> **Exercise goal**: Copy out all lines where "ensure" appears.

··· Dataset entries ···

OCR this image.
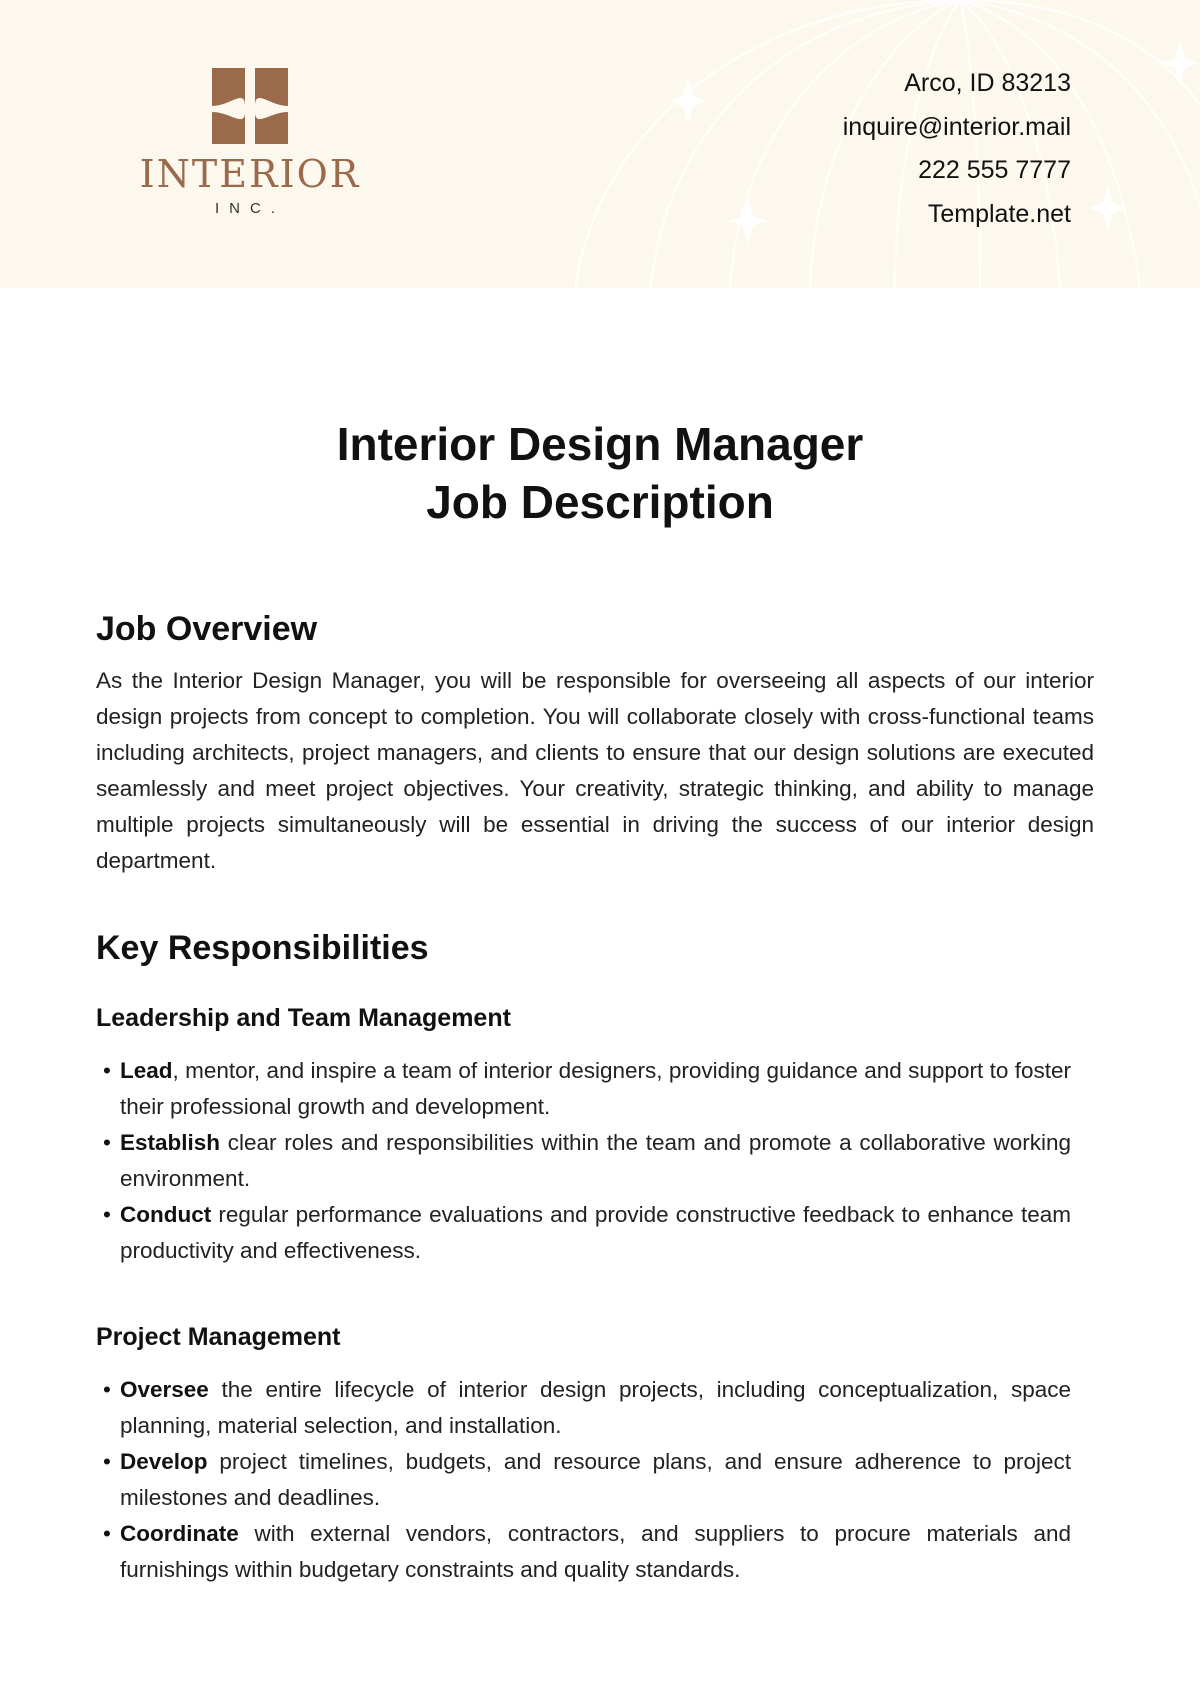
INTERIOR
INC.
Arco, ID 83213
inquire@interior.mail
222 555 7777
Template.net
Interior Design Manager
Job Description
Job Overview

As the Interior Design Manager, you will be responsible for overseeing all aspects of our interior design projects from concept to completion. You will collaborate closely with cross-functional teams including architects, project managers, and clients to ensure that our design solutions are executed seamlessly and meet project objectives. Your creativity, strategic thinking, and ability to manage multiple projects simultaneously will be essential in driving the success of our interior design department.

Key Responsibilities
Leadership and Team Management
• Lead, mentor, and inspire a team of interior designers, providing guidance and support to foster their professional growth and development.
• Establish clear roles and responsibilities within the team and promote a collaborative working environment.
• Conduct regular performance evaluations and provide constructive feedback to enhance team productivity and effectiveness.
Project Management
• Oversee the entire lifecycle of interior design projects, including conceptualization, space planning, material selection, and installation.
• Develop project timelines, budgets, and resource plans, and ensure adherence to project milestones and deadlines.
• Coordinate with external vendors, contractors, and suppliers to procure materials and furnishings within budgetary constraints and quality standards.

···

> **The solution**:
As the Interior Design Manager, you will be responsible for overseeing all aspects of our interior design projects from concept to completion. You will collaborate closely with cross-functional teams including architects, project managers, and clients to ensure that our design solutions are executed seamlessly and meet project objectives. Your creativity, strategic thinking, and ability to manage multiple projects simultaneously will be essential in driving the success of our interior design department.
• Develop project timelines, budgets, and resource plans, and ensure adherence to project milestones and deadlines.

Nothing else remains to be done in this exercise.